▶ Source extract
------------------------------------

Internet users denied access to hundreds of websites sharing IP address with site accused of copyright infringement.
The Radio Times was blocked along with hundreds of other websites as an unintended consequence of the Premier League’s battle against copyright infringement, it is reported.
The television guide’s site – and many others – shares an IP address with First Row Sports, which offers unauthorised streams of live football games.
ISPs were ordered to block access to First Row Sports, and in doing so inadvertently denied access to the Radio Times and many other web addresses.
The BBC said the Premier League was not aware of the problem until the news organisation contacted it.
The BBC said the problem only occurred when people dropped the ‘www.’ prefix for radiotimes.com.
It quoted the magazine’s editor, Ben Preston, as saying: "It’s outrageous that our website has been suddenly switched off and our users wrongly informed that it’s to protect against copyright infringement."

------------------------------------

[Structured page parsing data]
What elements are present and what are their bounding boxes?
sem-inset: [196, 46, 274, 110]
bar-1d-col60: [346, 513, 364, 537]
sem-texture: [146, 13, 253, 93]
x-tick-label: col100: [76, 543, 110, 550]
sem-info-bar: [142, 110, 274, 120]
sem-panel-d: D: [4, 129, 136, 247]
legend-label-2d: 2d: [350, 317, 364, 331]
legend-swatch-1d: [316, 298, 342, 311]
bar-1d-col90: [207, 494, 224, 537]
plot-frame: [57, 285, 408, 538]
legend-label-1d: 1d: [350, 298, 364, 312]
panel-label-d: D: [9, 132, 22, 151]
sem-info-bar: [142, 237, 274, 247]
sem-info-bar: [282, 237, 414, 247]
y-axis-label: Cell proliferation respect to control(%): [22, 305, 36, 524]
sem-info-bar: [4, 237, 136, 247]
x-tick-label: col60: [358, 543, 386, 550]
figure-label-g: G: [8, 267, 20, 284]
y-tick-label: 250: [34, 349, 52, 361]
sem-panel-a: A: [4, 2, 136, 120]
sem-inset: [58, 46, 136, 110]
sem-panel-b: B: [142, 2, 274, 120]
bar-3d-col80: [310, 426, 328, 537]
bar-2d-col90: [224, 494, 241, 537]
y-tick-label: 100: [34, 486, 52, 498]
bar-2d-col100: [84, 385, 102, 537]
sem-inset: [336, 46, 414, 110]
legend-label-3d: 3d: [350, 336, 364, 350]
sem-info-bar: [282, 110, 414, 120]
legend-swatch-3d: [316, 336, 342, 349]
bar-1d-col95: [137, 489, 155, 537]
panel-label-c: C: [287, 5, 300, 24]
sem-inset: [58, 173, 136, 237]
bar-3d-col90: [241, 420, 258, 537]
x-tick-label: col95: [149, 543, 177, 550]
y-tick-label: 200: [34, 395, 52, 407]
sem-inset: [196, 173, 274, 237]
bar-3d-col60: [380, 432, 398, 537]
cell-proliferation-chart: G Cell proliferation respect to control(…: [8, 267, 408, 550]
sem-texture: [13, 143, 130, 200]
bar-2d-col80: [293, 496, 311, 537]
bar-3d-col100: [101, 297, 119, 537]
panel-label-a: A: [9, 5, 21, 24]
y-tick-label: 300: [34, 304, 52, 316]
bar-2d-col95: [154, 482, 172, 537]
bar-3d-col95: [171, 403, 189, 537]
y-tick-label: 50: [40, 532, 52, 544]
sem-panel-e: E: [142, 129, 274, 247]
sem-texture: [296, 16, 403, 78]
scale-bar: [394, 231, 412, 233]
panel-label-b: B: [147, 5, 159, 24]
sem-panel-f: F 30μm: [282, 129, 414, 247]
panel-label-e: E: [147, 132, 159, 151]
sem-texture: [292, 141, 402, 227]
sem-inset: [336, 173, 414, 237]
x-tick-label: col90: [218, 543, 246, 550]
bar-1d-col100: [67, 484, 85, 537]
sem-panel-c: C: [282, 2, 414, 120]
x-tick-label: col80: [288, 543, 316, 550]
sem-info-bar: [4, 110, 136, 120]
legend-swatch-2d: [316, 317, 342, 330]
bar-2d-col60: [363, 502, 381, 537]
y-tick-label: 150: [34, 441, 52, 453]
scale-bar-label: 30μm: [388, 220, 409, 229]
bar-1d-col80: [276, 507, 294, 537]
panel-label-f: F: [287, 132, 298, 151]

------------------------------------

▶ Exercises
1) In the news item about the Radio Times website block, rewrite the paragraph starting "ISPs were ordered to block access" more briefly and keep its main facts.
2) Continue the news item about the Radio Times website block from where it ends.

▶ Answers per task
1) Told to block First Row Sports, ISPs accidentally cut off the Radio Times and many other sites too.

2)
However, the problem now appears to have been resolved.
The news follows an order to block access to torrenting sites EZTV and YIFY in July 2013.
The Federation Against Copyright Theft (Fact) in conjunction with the Motion Picture Association (MPA) initiated the action, reported file-sharing news site Torrent Freak after voluntary cease and desist notices went ignored.
Pirate Bay was blocked by ISPs in May 2012, and in March 2013 file-sharing sites KickassTorrents, H33T and Fenopy were also blocked by the High Court.
But earlier this month Pirate Bay launched a new web browser that helps users navigate around ISP blocks.
To celebrate its 10th birthday, the ‘Piratebrowser’ was aimed at people in countries including the UK where ISPs have blocked access to file-sharing websites.
The browser, which runs on Firefox, is also championed as an anti-censorship tool, listing Iran and North Korea alongside the UK as countries expected to find PirateBrowser useful.
CBR has approached the Premier League for comment.